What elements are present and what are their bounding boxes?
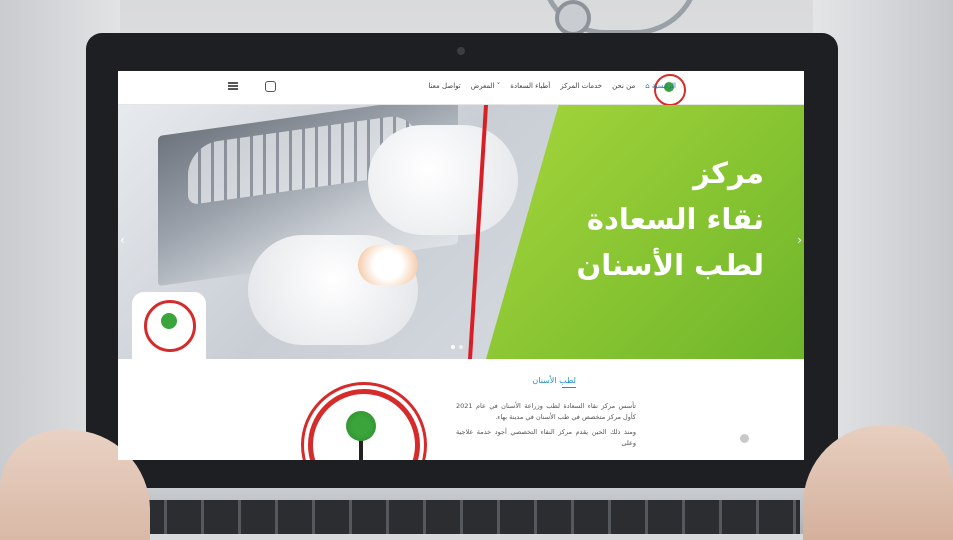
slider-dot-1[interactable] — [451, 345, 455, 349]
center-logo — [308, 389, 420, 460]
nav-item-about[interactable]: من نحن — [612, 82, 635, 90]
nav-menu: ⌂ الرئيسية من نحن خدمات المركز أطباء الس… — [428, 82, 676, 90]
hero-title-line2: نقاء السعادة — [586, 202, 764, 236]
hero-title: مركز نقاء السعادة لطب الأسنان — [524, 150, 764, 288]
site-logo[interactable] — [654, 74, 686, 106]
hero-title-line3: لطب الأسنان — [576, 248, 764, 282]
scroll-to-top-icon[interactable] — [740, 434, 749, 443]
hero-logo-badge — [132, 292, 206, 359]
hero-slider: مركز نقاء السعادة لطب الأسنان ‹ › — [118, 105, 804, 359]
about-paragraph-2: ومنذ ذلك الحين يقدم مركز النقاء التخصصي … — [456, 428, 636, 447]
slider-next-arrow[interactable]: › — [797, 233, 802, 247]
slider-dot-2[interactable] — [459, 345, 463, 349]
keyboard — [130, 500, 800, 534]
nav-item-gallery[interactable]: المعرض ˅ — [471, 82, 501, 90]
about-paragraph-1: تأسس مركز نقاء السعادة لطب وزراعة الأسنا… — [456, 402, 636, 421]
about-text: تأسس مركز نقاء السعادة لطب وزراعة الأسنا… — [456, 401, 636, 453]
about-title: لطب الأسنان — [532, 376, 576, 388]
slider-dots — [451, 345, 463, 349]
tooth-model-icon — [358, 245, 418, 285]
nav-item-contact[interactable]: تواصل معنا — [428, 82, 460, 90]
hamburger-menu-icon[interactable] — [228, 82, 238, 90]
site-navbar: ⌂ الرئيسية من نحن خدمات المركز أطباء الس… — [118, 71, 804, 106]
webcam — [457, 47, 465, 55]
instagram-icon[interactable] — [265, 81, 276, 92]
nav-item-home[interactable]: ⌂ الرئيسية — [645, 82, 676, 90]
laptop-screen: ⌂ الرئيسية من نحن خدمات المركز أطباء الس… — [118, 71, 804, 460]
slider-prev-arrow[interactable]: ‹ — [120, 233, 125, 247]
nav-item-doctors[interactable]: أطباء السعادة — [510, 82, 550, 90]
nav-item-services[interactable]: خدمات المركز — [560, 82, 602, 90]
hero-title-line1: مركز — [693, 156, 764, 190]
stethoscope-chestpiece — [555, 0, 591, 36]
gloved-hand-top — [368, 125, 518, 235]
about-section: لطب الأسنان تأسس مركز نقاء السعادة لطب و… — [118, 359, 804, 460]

* * *

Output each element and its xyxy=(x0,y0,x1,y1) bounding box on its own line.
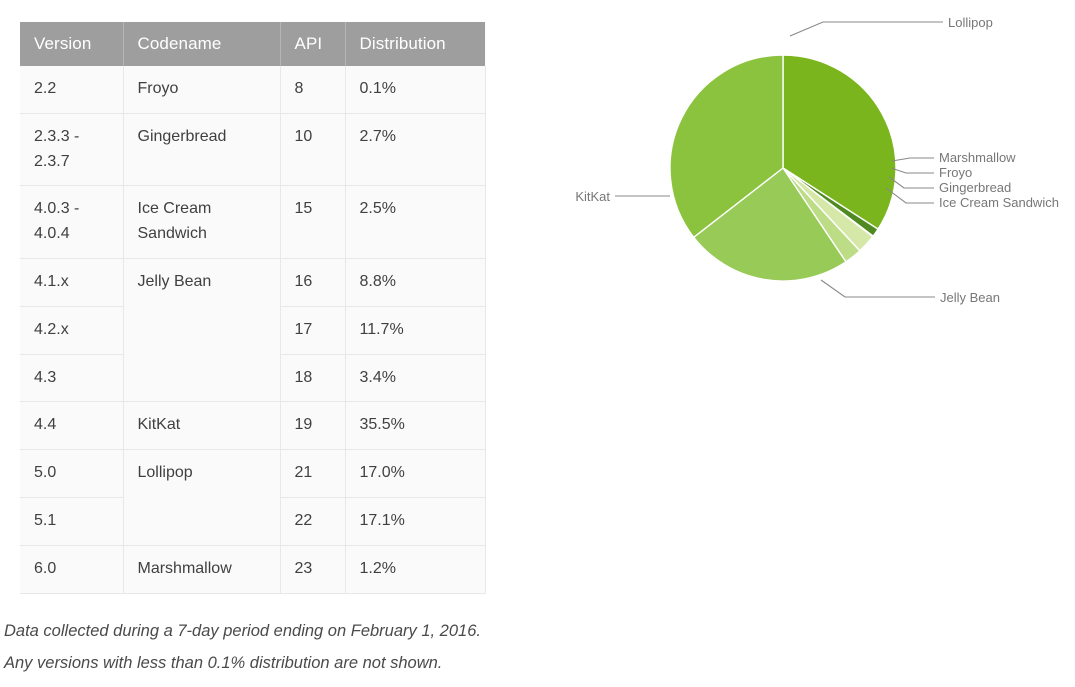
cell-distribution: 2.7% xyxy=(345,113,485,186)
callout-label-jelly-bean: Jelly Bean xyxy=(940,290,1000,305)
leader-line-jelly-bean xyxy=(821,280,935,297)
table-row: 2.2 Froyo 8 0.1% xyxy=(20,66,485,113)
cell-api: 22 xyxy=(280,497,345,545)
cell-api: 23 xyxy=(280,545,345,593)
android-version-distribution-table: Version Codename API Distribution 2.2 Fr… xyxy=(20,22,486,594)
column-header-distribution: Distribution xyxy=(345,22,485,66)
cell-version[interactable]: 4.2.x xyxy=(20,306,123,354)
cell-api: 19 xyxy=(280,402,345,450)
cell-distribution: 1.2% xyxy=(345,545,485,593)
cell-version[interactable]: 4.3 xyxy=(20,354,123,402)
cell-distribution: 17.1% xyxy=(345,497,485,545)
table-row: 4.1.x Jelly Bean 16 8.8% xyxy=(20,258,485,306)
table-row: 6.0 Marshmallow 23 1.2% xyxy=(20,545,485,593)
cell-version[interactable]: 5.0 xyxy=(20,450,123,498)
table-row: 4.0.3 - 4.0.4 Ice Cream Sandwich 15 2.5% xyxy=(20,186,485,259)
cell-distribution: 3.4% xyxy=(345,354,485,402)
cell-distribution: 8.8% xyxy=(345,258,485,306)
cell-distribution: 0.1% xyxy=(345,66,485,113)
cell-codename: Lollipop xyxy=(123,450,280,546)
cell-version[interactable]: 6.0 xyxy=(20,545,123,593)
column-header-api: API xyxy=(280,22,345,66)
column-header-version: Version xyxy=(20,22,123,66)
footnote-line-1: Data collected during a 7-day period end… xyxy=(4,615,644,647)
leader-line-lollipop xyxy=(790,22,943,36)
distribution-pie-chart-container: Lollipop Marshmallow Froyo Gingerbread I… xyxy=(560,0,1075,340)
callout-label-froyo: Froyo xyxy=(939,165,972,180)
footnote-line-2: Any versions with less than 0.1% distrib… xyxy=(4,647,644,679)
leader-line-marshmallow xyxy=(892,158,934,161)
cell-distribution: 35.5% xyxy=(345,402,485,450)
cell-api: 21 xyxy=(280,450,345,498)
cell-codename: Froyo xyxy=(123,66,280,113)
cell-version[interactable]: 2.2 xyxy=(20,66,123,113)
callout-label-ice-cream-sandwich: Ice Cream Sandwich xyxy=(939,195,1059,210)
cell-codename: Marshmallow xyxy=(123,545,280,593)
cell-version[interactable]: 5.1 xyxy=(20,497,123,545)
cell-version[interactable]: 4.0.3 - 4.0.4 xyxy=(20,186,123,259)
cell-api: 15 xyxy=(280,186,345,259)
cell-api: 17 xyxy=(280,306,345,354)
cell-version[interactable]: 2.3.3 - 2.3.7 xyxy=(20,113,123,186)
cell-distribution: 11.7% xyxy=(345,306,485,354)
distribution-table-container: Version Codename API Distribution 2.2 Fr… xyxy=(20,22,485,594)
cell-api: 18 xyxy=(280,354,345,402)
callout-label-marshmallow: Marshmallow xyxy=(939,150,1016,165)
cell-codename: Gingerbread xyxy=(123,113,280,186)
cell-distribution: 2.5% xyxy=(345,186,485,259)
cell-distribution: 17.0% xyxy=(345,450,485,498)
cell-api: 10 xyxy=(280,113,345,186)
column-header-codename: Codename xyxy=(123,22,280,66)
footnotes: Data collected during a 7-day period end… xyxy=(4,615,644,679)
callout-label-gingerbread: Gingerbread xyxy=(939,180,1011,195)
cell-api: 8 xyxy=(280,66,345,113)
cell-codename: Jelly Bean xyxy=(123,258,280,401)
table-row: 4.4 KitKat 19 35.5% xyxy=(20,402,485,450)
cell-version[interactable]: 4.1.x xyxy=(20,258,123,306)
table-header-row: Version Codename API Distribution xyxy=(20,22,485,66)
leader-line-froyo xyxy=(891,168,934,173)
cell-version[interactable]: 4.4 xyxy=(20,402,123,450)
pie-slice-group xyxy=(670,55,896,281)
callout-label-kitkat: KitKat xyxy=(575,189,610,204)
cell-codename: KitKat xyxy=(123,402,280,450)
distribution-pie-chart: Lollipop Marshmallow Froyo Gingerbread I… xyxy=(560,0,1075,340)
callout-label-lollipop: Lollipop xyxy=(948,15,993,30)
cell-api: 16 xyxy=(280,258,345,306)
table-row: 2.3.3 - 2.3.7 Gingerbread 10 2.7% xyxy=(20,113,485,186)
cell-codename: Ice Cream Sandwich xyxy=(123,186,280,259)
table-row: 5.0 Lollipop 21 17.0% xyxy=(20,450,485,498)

Problem to solve: Reproduce the records from the line containing "cell-distribution: 2.7% xyxy=(345,113,485,186)" through the line containing "cell-version[interactable]: 4.2.x xyxy=(20,306,123,354)", renaming "leader-line" to "connector-line" and keeping everything else unchanged.

Correct answer:
cell-distribution: 2.7% xyxy=(345,113,485,186)
callout-label-jelly-bean: Jelly Bean xyxy=(940,290,1000,305)
connector-line-jelly-bean xyxy=(821,280,935,297)
table-row: 2.2 Froyo 8 0.1% xyxy=(20,66,485,113)
cell-api: 22 xyxy=(280,497,345,545)
cell-api: 23 xyxy=(280,545,345,593)
android-version-distribution-table: Version Codename API Distribution 2.2 Fr… xyxy=(20,22,486,594)
column-header-distribution: Distribution xyxy=(345,22,485,66)
cell-version[interactable]: 4.2.x xyxy=(20,306,123,354)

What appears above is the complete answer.